= YOUR OBJECTIVE =
Repeat every entry word for word, skipping the pictures.
--- SUPPLIED MATERIAL ---
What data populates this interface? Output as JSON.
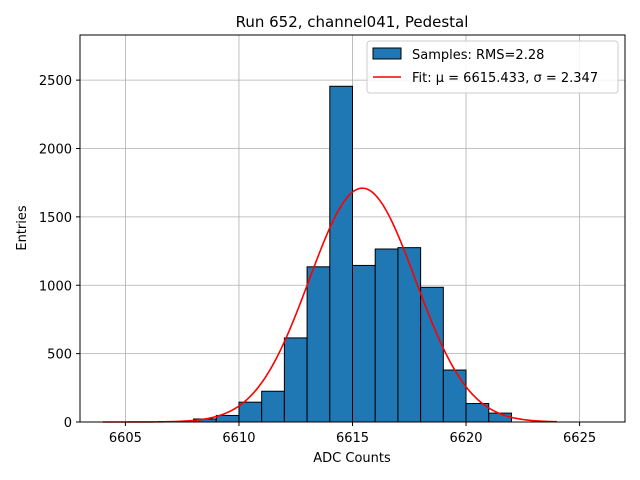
{
  "chart_data": {
    "type": "bar",
    "title": "Run 652, channel041, Pedestal",
    "xlabel": "ADC Counts",
    "ylabel": "Entries",
    "xlim": [
      6603.0,
      6627.0
    ],
    "ylim": [
      0,
      2830
    ],
    "grid": true,
    "x_ticks": [
      6605,
      6610,
      6615,
      6620,
      6625
    ],
    "y_ticks": [
      0,
      500,
      1000,
      1500,
      2000,
      2500
    ],
    "histogram": {
      "name": "Samples: RMS=2.28",
      "bin_edges": [
        6608,
        6609,
        6610,
        6611,
        6612,
        6613,
        6614,
        6615,
        6616,
        6617,
        6618,
        6619,
        6620,
        6621,
        6622
      ],
      "counts": [
        22,
        48,
        145,
        225,
        615,
        1135,
        2455,
        1145,
        1265,
        1275,
        985,
        380,
        135,
        65
      ],
      "color": "#1f77b4",
      "edge_color": "#000000"
    },
    "fit": {
      "name": "Fit: μ = 6615.433, σ = 2.347",
      "mu": 6615.433,
      "sigma": 2.347,
      "amplitude": 1710,
      "x_range": [
        6604,
        6624
      ],
      "color": "#ff0000"
    },
    "legend_position": "upper-right"
  }
}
---
= RESPONSE =
What data populates this interface? Output as JSON.
{
  "chart_data": {
    "type": "bar",
    "title": "Run 652, channel041, Pedestal",
    "xlabel": "ADC Counts",
    "ylabel": "Entries",
    "xlim": [
      6603.0,
      6627.0
    ],
    "ylim": [
      0,
      2830
    ],
    "grid": true,
    "x_ticks": [
      6605,
      6610,
      6615,
      6620,
      6625
    ],
    "y_ticks": [
      0,
      500,
      1000,
      1500,
      2000,
      2500
    ],
    "histogram": {
      "name": "Samples: RMS=2.28",
      "bin_edges": [
        6608,
        6609,
        6610,
        6611,
        6612,
        6613,
        6614,
        6615,
        6616,
        6617,
        6618,
        6619,
        6620,
        6621,
        6622
      ],
      "counts": [
        22,
        48,
        145,
        225,
        615,
        1135,
        2455,
        1145,
        1265,
        1275,
        985,
        380,
        135,
        65
      ],
      "color": "#1f77b4",
      "edge_color": "#000000"
    },
    "fit": {
      "name": "Fit: μ = 6615.433, σ = 2.347",
      "mu": 6615.433,
      "sigma": 2.347,
      "amplitude": 1710,
      "x_range": [
        6604,
        6624
      ],
      "color": "#ff0000"
    },
    "legend_position": "upper-right"
  }
}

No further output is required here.